Records for the task
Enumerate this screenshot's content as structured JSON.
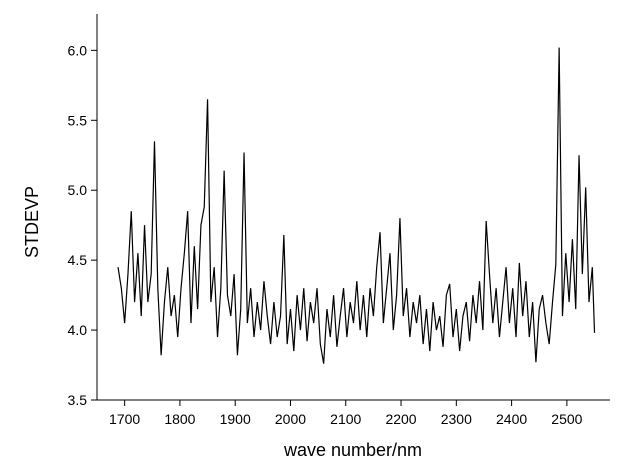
{
  "chart_data": {
    "type": "line",
    "x_label": "wave number/nm",
    "y_label": "STDEVP",
    "color": "#000000",
    "xlim": [
      1650,
      2578
    ],
    "ylim": [
      3.5,
      6.26
    ],
    "xticks": [
      1700,
      1800,
      1900,
      2000,
      2100,
      2200,
      2300,
      2400,
      2500
    ],
    "yticks": [
      3.5,
      {
        "value": 4,
        "label": "4.0"
      },
      4.5,
      {
        "value": 5,
        "label": "5.0"
      },
      5.5,
      {
        "value": 6,
        "label": "6.0"
      }
    ],
    "x": [
      1688,
      1694,
      1700,
      1706,
      1712,
      1718,
      1724,
      1730,
      1736,
      1742,
      1748,
      1754,
      1760,
      1766,
      1772,
      1778,
      1784,
      1790,
      1796,
      1802,
      1808,
      1814,
      1820,
      1826,
      1832,
      1838,
      1844,
      1850,
      1856,
      1862,
      1868,
      1874,
      1880,
      1886,
      1892,
      1898,
      1904,
      1910,
      1916,
      1922,
      1928,
      1934,
      1940,
      1946,
      1952,
      1958,
      1964,
      1970,
      1976,
      1982,
      1988,
      1994,
      2000,
      2006,
      2012,
      2018,
      2024,
      2030,
      2036,
      2042,
      2048,
      2054,
      2060,
      2066,
      2072,
      2078,
      2084,
      2090,
      2096,
      2102,
      2108,
      2114,
      2120,
      2126,
      2132,
      2138,
      2144,
      2150,
      2156,
      2162,
      2168,
      2174,
      2180,
      2186,
      2192,
      2198,
      2204,
      2210,
      2216,
      2222,
      2228,
      2234,
      2240,
      2246,
      2252,
      2258,
      2264,
      2270,
      2276,
      2282,
      2288,
      2294,
      2300,
      2306,
      2312,
      2318,
      2324,
      2330,
      2336,
      2342,
      2348,
      2354,
      2360,
      2366,
      2372,
      2378,
      2384,
      2390,
      2396,
      2402,
      2408,
      2414,
      2420,
      2426,
      2432,
      2438,
      2444,
      2450,
      2456,
      2462,
      2468,
      2474,
      2480,
      2486,
      2492,
      2498,
      2504,
      2510,
      2516,
      2522,
      2528,
      2534,
      2540,
      2546,
      2550
    ],
    "values": [
      4.45,
      4.3,
      4.05,
      4.4,
      4.85,
      4.2,
      4.55,
      4.1,
      4.75,
      4.2,
      4.4,
      5.35,
      4.3,
      3.82,
      4.2,
      4.45,
      4.1,
      4.25,
      3.95,
      4.3,
      4.55,
      4.85,
      4.05,
      4.6,
      4.15,
      4.75,
      4.88,
      5.65,
      4.2,
      4.45,
      3.95,
      4.3,
      5.14,
      4.25,
      4.1,
      4.4,
      3.82,
      4.15,
      5.27,
      4.05,
      4.3,
      3.95,
      4.2,
      4.0,
      4.35,
      4.1,
      3.9,
      4.2,
      3.95,
      4.1,
      4.68,
      3.9,
      4.15,
      3.85,
      4.25,
      4.0,
      4.3,
      3.92,
      4.2,
      4.05,
      4.3,
      3.9,
      3.76,
      4.15,
      3.95,
      4.25,
      3.88,
      4.1,
      4.3,
      3.95,
      4.2,
      4.05,
      4.35,
      4.0,
      4.25,
      3.95,
      4.3,
      4.1,
      4.45,
      4.7,
      4.05,
      4.3,
      4.55,
      4.0,
      4.25,
      4.8,
      4.1,
      4.3,
      3.95,
      4.2,
      4.05,
      4.25,
      3.9,
      4.15,
      3.85,
      4.2,
      4.0,
      4.1,
      3.88,
      4.25,
      4.33,
      3.95,
      4.15,
      3.85,
      4.1,
      4.2,
      3.92,
      4.25,
      4.05,
      4.35,
      4.0,
      4.78,
      4.4,
      4.05,
      4.3,
      3.95,
      4.2,
      4.45,
      4.05,
      4.3,
      3.95,
      4.48,
      4.1,
      4.35,
      3.95,
      4.2,
      3.77,
      4.15,
      4.25,
      4.05,
      3.9,
      4.2,
      4.47,
      6.02,
      4.1,
      4.55,
      4.2,
      4.65,
      4.15,
      5.25,
      4.4,
      5.02,
      4.2,
      4.45,
      3.98
    ]
  }
}
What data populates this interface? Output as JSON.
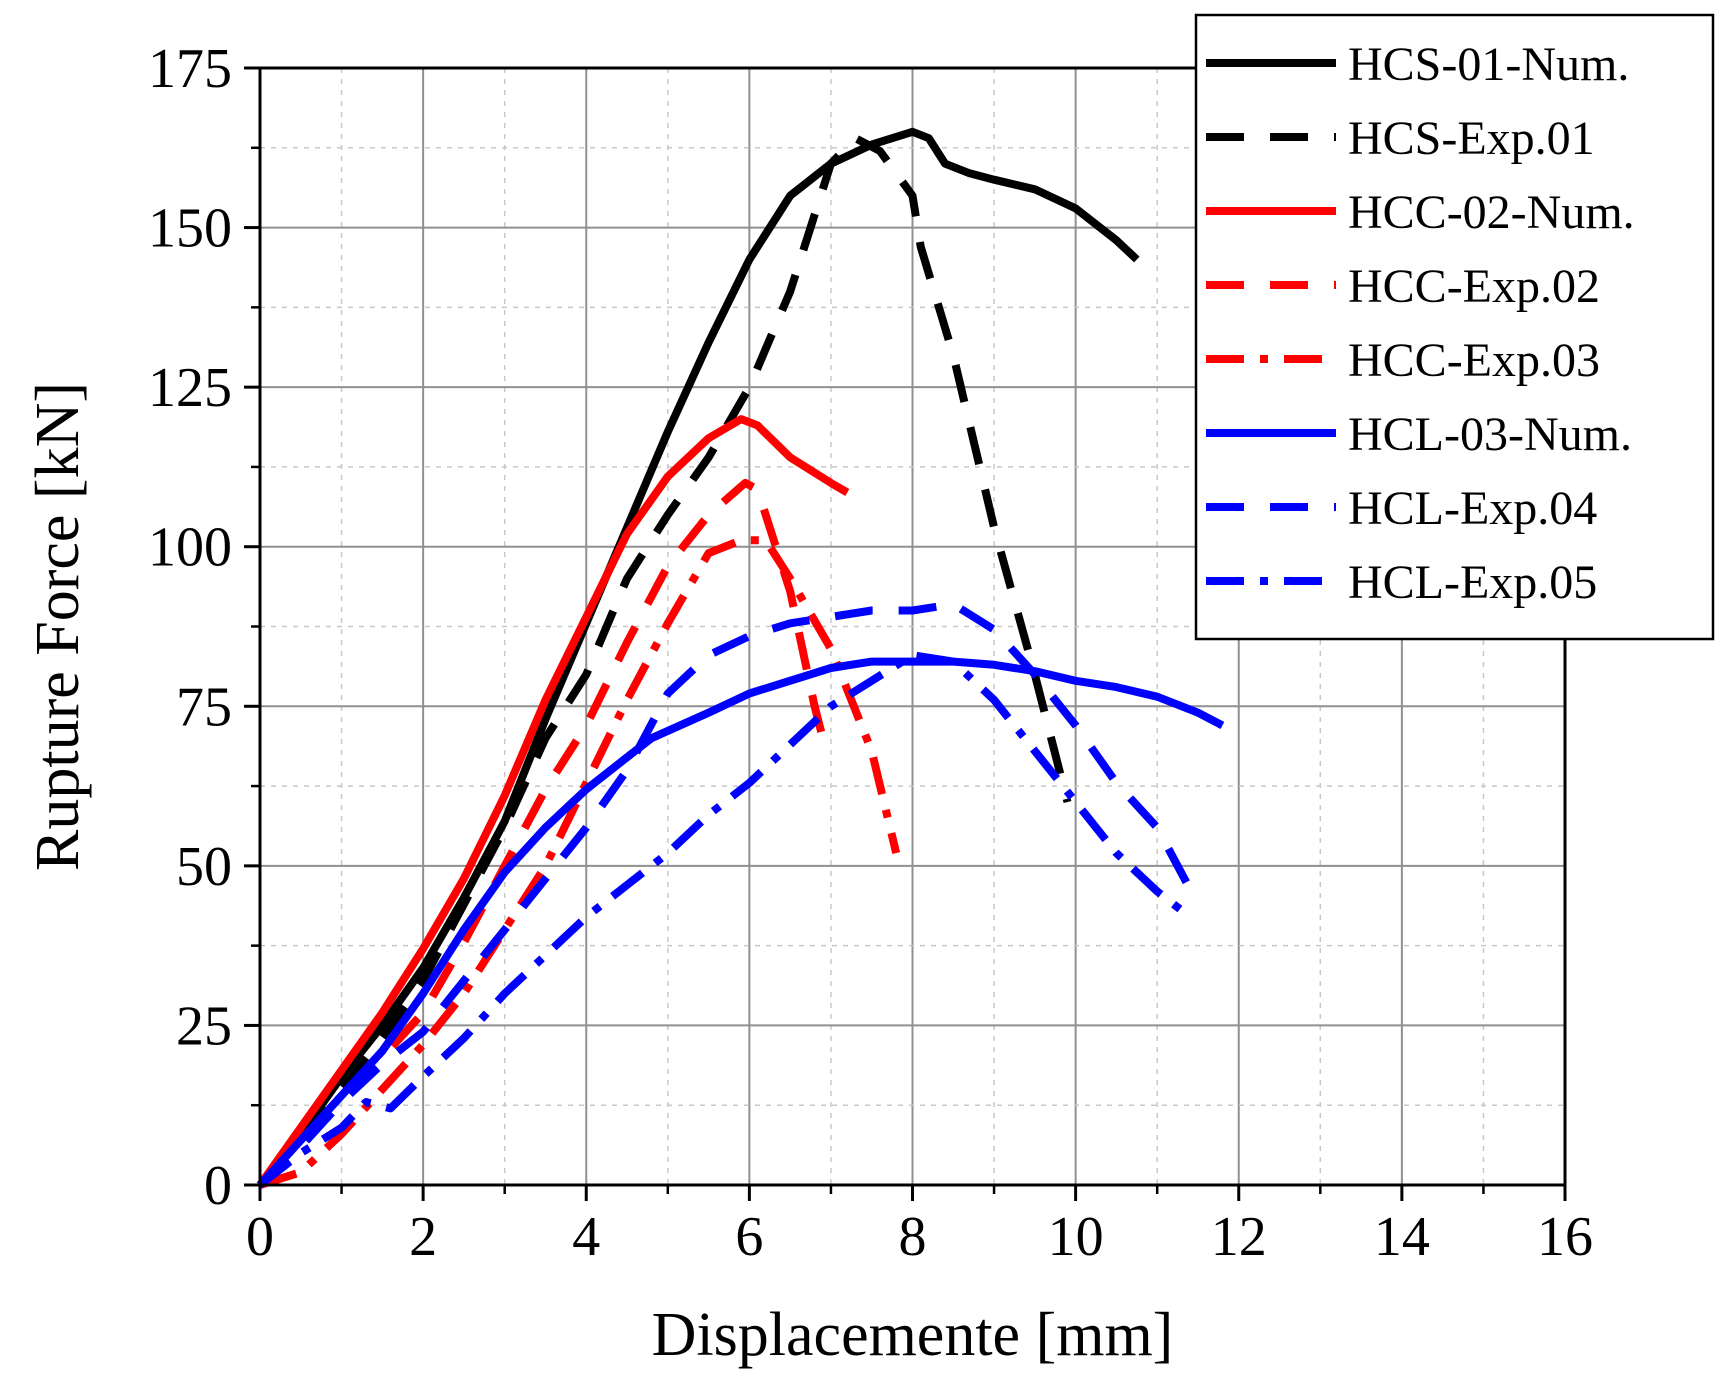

Challenge
Every entry above needs to be retyped exactly; drop the pictures.

Answer to the task
Enumerate this screenshot's content as structured JSON.
{
  "chart_data": {
    "type": "line",
    "x_label": "wave number/nm",
    "y_label": "STDEVP",
    "color": "#000000",
    "xlim": [
      1650,
      2578
    ],
    "ylim": [
      3.5,
      6.26
    ],
    "xticks": [
      1700,
      1800,
      1900,
      2000,
      2100,
      2200,
      2300,
      2400,
      2500
    ],
    "yticks": [
      3.5,
      {
        "value": 4,
        "label": "4.0"
      },
      4.5,
      {
        "value": 5,
        "label": "5.0"
      },
      5.5,
      {
        "value": 6,
        "label": "6.0"
      }
    ],
    "x": [
      1688,
      1694,
      1700,
      1706,
      1712,
      1718,
      1724,
      1730,
      1736,
      1742,
      1748,
      1754,
      1760,
      1766,
      1772,
      1778,
      1784,
      1790,
      1796,
      1802,
      1808,
      1814,
      1820,
      1826,
      1832,
      1838,
      1844,
      1850,
      1856,
      1862,
      1868,
      1874,
      1880,
      1886,
      1892,
      1898,
      1904,
      1910,
      1916,
      1922,
      1928,
      1934,
      1940,
      1946,
      1952,
      1958,
      1964,
      1970,
      1976,
      1982,
      1988,
      1994,
      2000,
      2006,
      2012,
      2018,
      2024,
      2030,
      2036,
      2042,
      2048,
      2054,
      2060,
      2066,
      2072,
      2078,
      2084,
      2090,
      2096,
      2102,
      2108,
      2114,
      2120,
      2126,
      2132,
      2138,
      2144,
      2150,
      2156,
      2162,
      2168,
      2174,
      2180,
      2186,
      2192,
      2198,
      2204,
      2210,
      2216,
      2222,
      2228,
      2234,
      2240,
      2246,
      2252,
      2258,
      2264,
      2270,
      2276,
      2282,
      2288,
      2294,
      2300,
      2306,
      2312,
      2318,
      2324,
      2330,
      2336,
      2342,
      2348,
      2354,
      2360,
      2366,
      2372,
      2378,
      2384,
      2390,
      2396,
      2402,
      2408,
      2414,
      2420,
      2426,
      2432,
      2438,
      2444,
      2450,
      2456,
      2462,
      2468,
      2474,
      2480,
      2486,
      2492,
      2498,
      2504,
      2510,
      2516,
      2522,
      2528,
      2534,
      2540,
      2546,
      2550
    ],
    "values": [
      4.45,
      4.3,
      4.05,
      4.4,
      4.85,
      4.2,
      4.55,
      4.1,
      4.75,
      4.2,
      4.4,
      5.35,
      4.3,
      3.82,
      4.2,
      4.45,
      4.1,
      4.25,
      3.95,
      4.3,
      4.55,
      4.85,
      4.05,
      4.6,
      4.15,
      4.75,
      4.88,
      5.65,
      4.2,
      4.45,
      3.95,
      4.3,
      5.14,
      4.25,
      4.1,
      4.4,
      3.82,
      4.15,
      5.27,
      4.05,
      4.3,
      3.95,
      4.2,
      4.0,
      4.35,
      4.1,
      3.9,
      4.2,
      3.95,
      4.1,
      4.68,
      3.9,
      4.15,
      3.85,
      4.25,
      4.0,
      4.3,
      3.92,
      4.2,
      4.05,
      4.3,
      3.9,
      3.76,
      4.15,
      3.95,
      4.25,
      3.88,
      4.1,
      4.3,
      3.95,
      4.2,
      4.05,
      4.35,
      4.0,
      4.25,
      3.95,
      4.3,
      4.1,
      4.45,
      4.7,
      4.05,
      4.3,
      4.55,
      4.0,
      4.25,
      4.8,
      4.1,
      4.3,
      3.95,
      4.2,
      4.05,
      4.25,
      3.9,
      4.15,
      3.85,
      4.2,
      4.0,
      4.1,
      3.88,
      4.25,
      4.33,
      3.95,
      4.15,
      3.85,
      4.1,
      4.2,
      3.92,
      4.25,
      4.05,
      4.35,
      4.0,
      4.78,
      4.4,
      4.05,
      4.3,
      3.95,
      4.2,
      4.45,
      4.05,
      4.3,
      3.95,
      4.48,
      4.1,
      4.35,
      3.95,
      4.2,
      3.77,
      4.15,
      4.25,
      4.05,
      3.9,
      4.2,
      4.47,
      6.02,
      4.1,
      4.55,
      4.2,
      4.65,
      4.15,
      5.25,
      4.4,
      5.02,
      4.2,
      4.45,
      3.98
    ]
  }
}
What data populates this interface? Output as JSON.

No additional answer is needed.